→ **Given exercise**
Output each line exactly as it appears, skipping any embedded picture.

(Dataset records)
*****

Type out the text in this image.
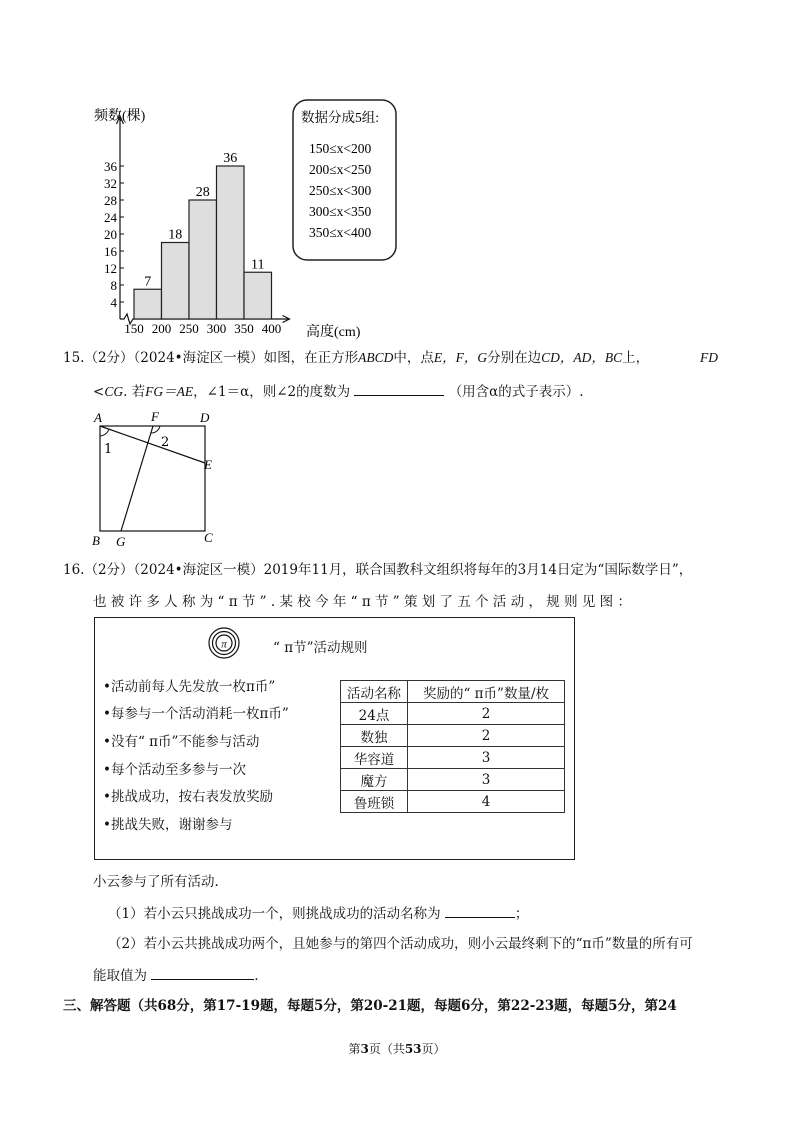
频数(棵)
4
8
12
16
20
24
28
32
36
7
18
28
36
11
150 200 250 300 350 400 高度(cm)
数据分成5组:
150≤x<200
200≤x<250
250≤x<300
300≤x<350
350≤x<400
15.（2分）（2024•海淀区一模）如图，在正方形ABCD中，点E，F，G分别在边CD，AD，BC上，	FD
<CG. 若FG＝AE，∠1＝α，则∠2的度数为	（用含α的式子表示）.
A	F	D
E
B G	C
1	2
16.（2分）（2024•海淀区一模）2019年11月，联合国教科文组织将每年的3月14日定为“国际数学日”，
也 被 许 多 人 称 为 “ π 节 ” . 某 校 今 年 “ π 节 ” 策 划 了 五 个 活 动 ， 规 则 见 图 ：
π	“ π节”活动规则
•活动前每人先发放一枚π币”
•每参与一个活动消耗一枚π币”
•没有“ π币”不能参与活动
•每个活动至多参与一次
•挑战成功，按右表发放奖励
•挑战失败，谢谢参与
活动名称	奖励的“ π币”数量/枚
24点	2
数独	2
华容道	3
魔方	3
鲁班锁	4
小云参与了所有活动.
（1）若小云只挑战成功一个，则挑战成功的活动名称为	；
（2）若小云共挑战成功两个，且她参与的第四个活动成功，则小云最终剩下的“π币”数量的所有可
能取值为	.
三、解答题（共68分，第17-19题，每题5分，第20-21题，每题6分，第22-23题，每题5分，第24
第3页（共53页）
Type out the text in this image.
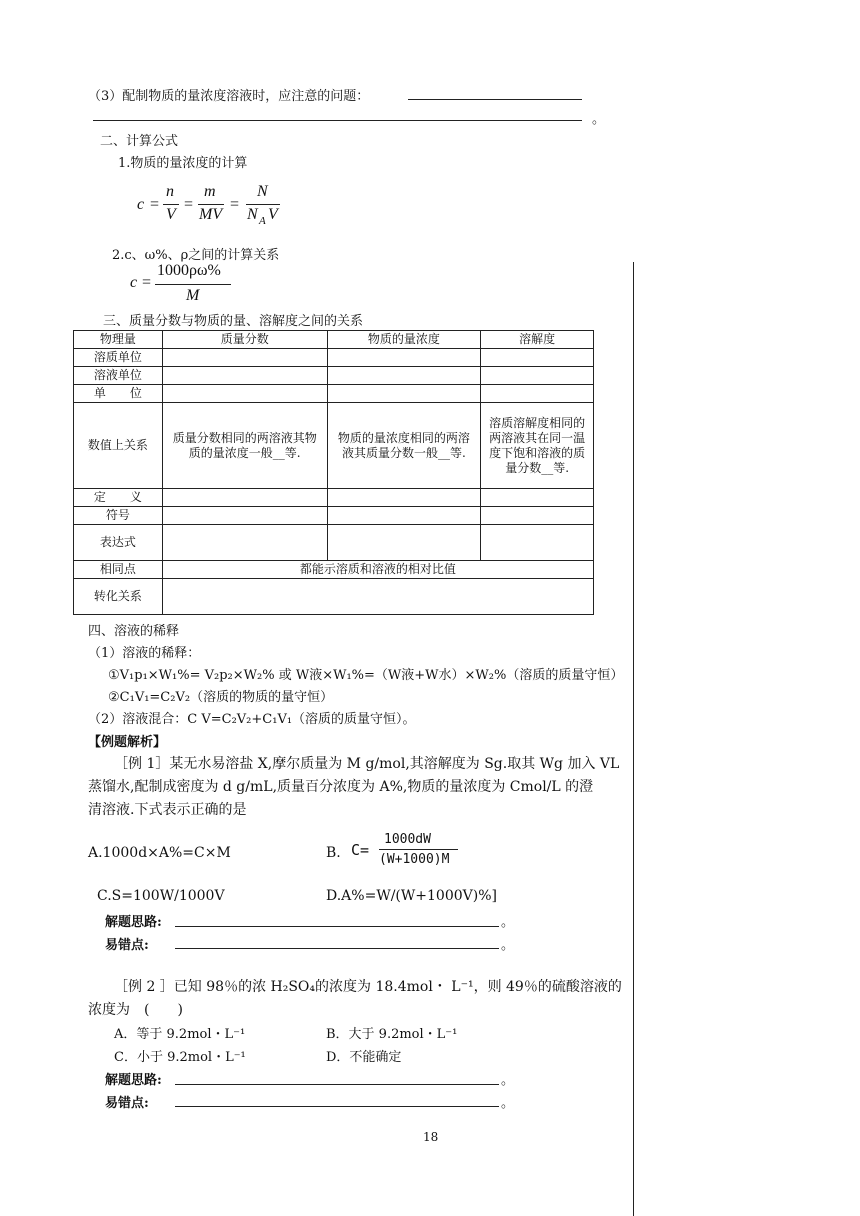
（3）配制物质的量浓度溶液时，应注意的问题：
。
二、计算公式
1.物质的量浓度的计算
c =
n
V
=
m
MV
=
N
N A V
2.c、ω%、ρ之间的计算关系
c =
1000ρω%
M
三、质量分数与物质的量、溶解度之间的关系
物理量	质量分数	物质的量浓度	溶解度
溶质单位			
溶液单位			
单　　位			
数值上关系	质量分数相同的两溶液其物质的量浓度一般__等.	物质的量浓度相同的两溶液其质量分数一般__等.	溶质溶解度相同的两溶液其在同一温度下饱和溶液的质量分数__等.
定　　义			
符号			
表达式			
相同点	都能示溶质和溶液的相对比值		
转化关系			
四、溶液的稀释
（1）溶液的稀释：
①V₁p₁×W₁%= V₂p₂×W₂% 或 W液×W₁%=（W液+W水）×W₂%（溶质的质量守恒）
②C₁V₁=C₂V₂（溶质的物质的量守恒）
（2）溶液混合：C V=C₂V₂+C₁V₁（溶质的质量守恒）。
【例题解析】
［例 1］某无水易溶盐 X,摩尔质量为 M g/mol,其溶解度为 Sg.取其 Wg 加入 VL
蒸馏水,配制成密度为 d g/mL,质量百分浓度为 A%,物质的量浓度为 Cmol/L 的澄
清溶液.下式表示正确的是
A.1000d×A%=C×M	B. C=
1000dW
(W+1000)M
C.S=100W/1000V	D.A%=W/(W+1000V)%]
解题思路:	。
易错点:	。
［例 2 ］已知 98％的浓 H₂SO₄的浓度为 18.4mol・ L⁻¹，则 49％的硫酸溶液的
浓度为　(　　)
A．等于 9.2mol・L⁻¹	B．大于 9.2mol・L⁻¹
C．小于 9.2mol・L⁻¹	D．不能确定
解题思路:	。
易错点:	。
18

*****

→ **Correct output**
Type out the text in this image.
频数(棵)
4
8
12
16
20
24
28
32
36
7
18
28
36
11
150 200 250 300 350 400 高度(cm)
数据分成5组:
150≤x<200
200≤x<250
250≤x<300
300≤x<350
350≤x<400
15.（2分）（2024•海淀区一模）如图，在正方形ABCD中，点E，F，G分别在边CD，AD，BC上，	FD
<CG. 若FG＝AE，∠1＝α，则∠2的度数为	（用含α的式子表示）.
A	F	D
E
B G	C
1	2
16.（2分）（2024•海淀区一模）2019年11月，联合国教科文组织将每年的3月14日定为“国际数学日”，
也 被 许 多 人 称 为 “ π 节 ” . 某 校 今 年 “ π 节 ” 策 划 了 五 个 活 动 ， 规 则 见 图 ：
π	“ π节”活动规则
•活动前每人先发放一枚π币”
•每参与一个活动消耗一枚π币”
•没有“ π币”不能参与活动
•每个活动至多参与一次
•挑战成功，按右表发放奖励
•挑战失败，谢谢参与
活动名称	奖励的“ π币”数量/枚
24点	2
数独	2
华容道	3
魔方	3
鲁班锁	4
小云参与了所有活动.
（1）若小云只挑战成功一个，则挑战成功的活动名称为	；
（2）若小云共挑战成功两个，且她参与的第四个活动成功，则小云最终剩下的“π币”数量的所有可
能取值为	.
三、解答题（共68分，第17-19题，每题5分，第20-21题，每题6分，第22-23题，每题5分，第24
第3页（共53页）
Type out the text in this image.
（3）配制物质的量浓度溶液时，应注意的问题：
。
二、计算公式
1.物质的量浓度的计算
c =
n
V
=
m
MV
=
N
N A V
2.c、ω%、ρ之间的计算关系
c =
1000ρω%
M
三、质量分数与物质的量、溶解度之间的关系
物理量	质量分数	物质的量浓度	溶解度
溶质单位			
溶液单位			
单　　位			
数值上关系	质量分数相同的两溶液其物质的量浓度一般__等.	物质的量浓度相同的两溶液其质量分数一般__等.	溶质溶解度相同的两溶液其在同一温度下饱和溶液的质量分数__等.
定　　义			
符号			
表达式			
相同点	都能示溶质和溶液的相对比值		
转化关系			
四、溶液的稀释
（1）溶液的稀释：
①V₁p₁×W₁%= V₂p₂×W₂% 或 W液×W₁%=（W液+W水）×W₂%（溶质的质量守恒）
②C₁V₁=C₂V₂（溶质的物质的量守恒）
（2）溶液混合：C V=C₂V₂+C₁V₁（溶质的质量守恒）。
【例题解析】
［例 1］某无水易溶盐 X,摩尔质量为 M g/mol,其溶解度为 Sg.取其 Wg 加入 VL
蒸馏水,配制成密度为 d g/mL,质量百分浓度为 A%,物质的量浓度为 Cmol/L 的澄
清溶液.下式表示正确的是
A.1000d×A%=C×M	B. C=
1000dW
(W+1000)M
C.S=100W/1000V	D.A%=W/(W+1000V)%]
解题思路:	。
易错点:	。
［例 2 ］已知 98％的浓 H₂SO₄的浓度为 18.4mol・ L⁻¹，则 49％的硫酸溶液的
浓度为　(　　)
A．等于 9.2mol・L⁻¹	B．大于 9.2mol・L⁻¹
C．小于 9.2mol・L⁻¹	D．不能确定
解题思路:	。
易错点:	。
18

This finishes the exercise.